◆ TASK TO CARRY OUT: Write out the whole listing word for word.

◆ DATA SUPPLIED:
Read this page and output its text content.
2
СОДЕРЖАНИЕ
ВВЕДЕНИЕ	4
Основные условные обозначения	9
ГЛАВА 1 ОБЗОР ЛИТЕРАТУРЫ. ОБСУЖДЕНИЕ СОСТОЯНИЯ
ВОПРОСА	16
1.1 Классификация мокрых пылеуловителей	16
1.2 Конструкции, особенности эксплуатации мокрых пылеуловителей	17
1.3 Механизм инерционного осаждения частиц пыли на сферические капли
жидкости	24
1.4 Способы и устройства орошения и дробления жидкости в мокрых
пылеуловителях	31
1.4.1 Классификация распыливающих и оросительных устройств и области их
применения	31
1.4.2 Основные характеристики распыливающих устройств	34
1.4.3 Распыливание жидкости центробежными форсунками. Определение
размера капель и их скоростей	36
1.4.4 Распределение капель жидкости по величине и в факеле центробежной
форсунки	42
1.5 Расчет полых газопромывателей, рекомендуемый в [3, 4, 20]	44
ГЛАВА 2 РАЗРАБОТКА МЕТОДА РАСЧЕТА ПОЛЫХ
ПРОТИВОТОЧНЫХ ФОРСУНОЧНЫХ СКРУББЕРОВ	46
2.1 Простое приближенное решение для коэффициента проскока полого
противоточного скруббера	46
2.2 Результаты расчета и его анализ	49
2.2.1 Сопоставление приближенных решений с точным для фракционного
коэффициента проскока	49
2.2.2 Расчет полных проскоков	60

◆ PROBLEM SOLUTION:
Read this page and output its text content.
2
СОДЕРЖАНИЕ
ВВЕДЕНИЕ	4
Основные условные обозначения	9
ГЛАВА 1 ОБЗОР ЛИТЕРАТУРЫ. ОБСУЖДЕНИЕ СОСТОЯНИЯ
ВОПРОСА	16
1.1 Классификация мокрых пылеуловителей	16
1.2 Конструкции, особенности эксплуатации мокрых пылеуловителей	17
1.3 Механизм инерционного осаждения частиц пыли на сферические капли
жидкости	24
1.4 Способы и устройства орошения и дробления жидкости в мокрых
пылеуловителях	31
1.4.1 Классификация распыливающих и оросительных устройств и области их
применения	31
1.4.2 Основные характеристики распыливающих устройств	34
1.4.3 Распыливание жидкости центробежными форсунками. Определение
размера капель и их скоростей	36
1.4.4 Распределение капель жидкости по величине и в факеле центробежной
форсунки	42
1.5 Расчет полых газопромывателей, рекомендуемый в [3, 4, 20]	44
ГЛАВА 2 РАЗРАБОТКА МЕТОДА РАСЧЕТА ПОЛЫХ
ПРОТИВОТОЧНЫХ ФОРСУНОЧНЫХ СКРУББЕРОВ	46
2.1 Простое приближенное решение для коэффициента проскока полого
противоточного скруббера	46
2.2 Результаты расчета и его анализ	49
2.2.1 Сопоставление приближенных решений с точным для фракционного
коэффициента проскока	49
2.2.2 Расчет полных проскоков	60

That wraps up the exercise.